╔══

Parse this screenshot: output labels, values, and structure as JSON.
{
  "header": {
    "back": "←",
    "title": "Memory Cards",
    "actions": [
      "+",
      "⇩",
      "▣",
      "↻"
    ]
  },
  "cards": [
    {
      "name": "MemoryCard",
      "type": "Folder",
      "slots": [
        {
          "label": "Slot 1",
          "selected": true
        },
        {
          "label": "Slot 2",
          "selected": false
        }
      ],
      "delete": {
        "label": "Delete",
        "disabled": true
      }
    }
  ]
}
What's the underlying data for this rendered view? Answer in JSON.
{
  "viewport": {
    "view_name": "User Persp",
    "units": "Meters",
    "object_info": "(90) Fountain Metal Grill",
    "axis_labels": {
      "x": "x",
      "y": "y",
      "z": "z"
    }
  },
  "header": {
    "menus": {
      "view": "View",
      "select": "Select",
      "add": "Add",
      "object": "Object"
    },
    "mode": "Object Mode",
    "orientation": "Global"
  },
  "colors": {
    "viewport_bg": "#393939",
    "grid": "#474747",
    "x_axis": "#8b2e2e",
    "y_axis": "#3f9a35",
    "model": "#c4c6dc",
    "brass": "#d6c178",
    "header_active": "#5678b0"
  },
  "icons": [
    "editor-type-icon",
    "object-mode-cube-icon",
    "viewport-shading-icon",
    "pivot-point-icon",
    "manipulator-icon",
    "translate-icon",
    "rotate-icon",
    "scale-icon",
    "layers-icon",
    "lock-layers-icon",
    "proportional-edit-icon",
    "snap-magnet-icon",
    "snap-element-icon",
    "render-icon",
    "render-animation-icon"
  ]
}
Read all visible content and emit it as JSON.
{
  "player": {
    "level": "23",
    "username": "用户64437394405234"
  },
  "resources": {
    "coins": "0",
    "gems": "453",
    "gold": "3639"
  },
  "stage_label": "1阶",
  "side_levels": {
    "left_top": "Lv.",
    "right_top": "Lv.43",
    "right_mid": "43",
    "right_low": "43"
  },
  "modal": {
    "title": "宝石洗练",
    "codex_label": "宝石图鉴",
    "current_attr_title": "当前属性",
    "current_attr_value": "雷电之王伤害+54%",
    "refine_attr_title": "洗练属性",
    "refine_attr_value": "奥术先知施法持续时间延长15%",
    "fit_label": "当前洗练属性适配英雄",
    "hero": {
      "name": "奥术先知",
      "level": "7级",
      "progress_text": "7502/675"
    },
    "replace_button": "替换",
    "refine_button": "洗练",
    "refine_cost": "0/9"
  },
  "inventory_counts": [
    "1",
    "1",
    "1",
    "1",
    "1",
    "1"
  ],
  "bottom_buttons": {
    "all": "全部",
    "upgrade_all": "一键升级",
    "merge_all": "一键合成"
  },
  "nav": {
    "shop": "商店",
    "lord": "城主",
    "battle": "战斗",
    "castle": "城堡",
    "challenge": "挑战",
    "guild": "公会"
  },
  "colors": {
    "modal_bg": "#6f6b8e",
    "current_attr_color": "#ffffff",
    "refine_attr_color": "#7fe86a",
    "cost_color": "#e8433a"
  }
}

╚══

#### [THE EXERCISE]
List each line holding the string "this".

#### [FINAL RESULT]
Parse this screenshot: output labels, values, and structure as JSON.
What's the underlying data for this rendered view? Answer in JSON.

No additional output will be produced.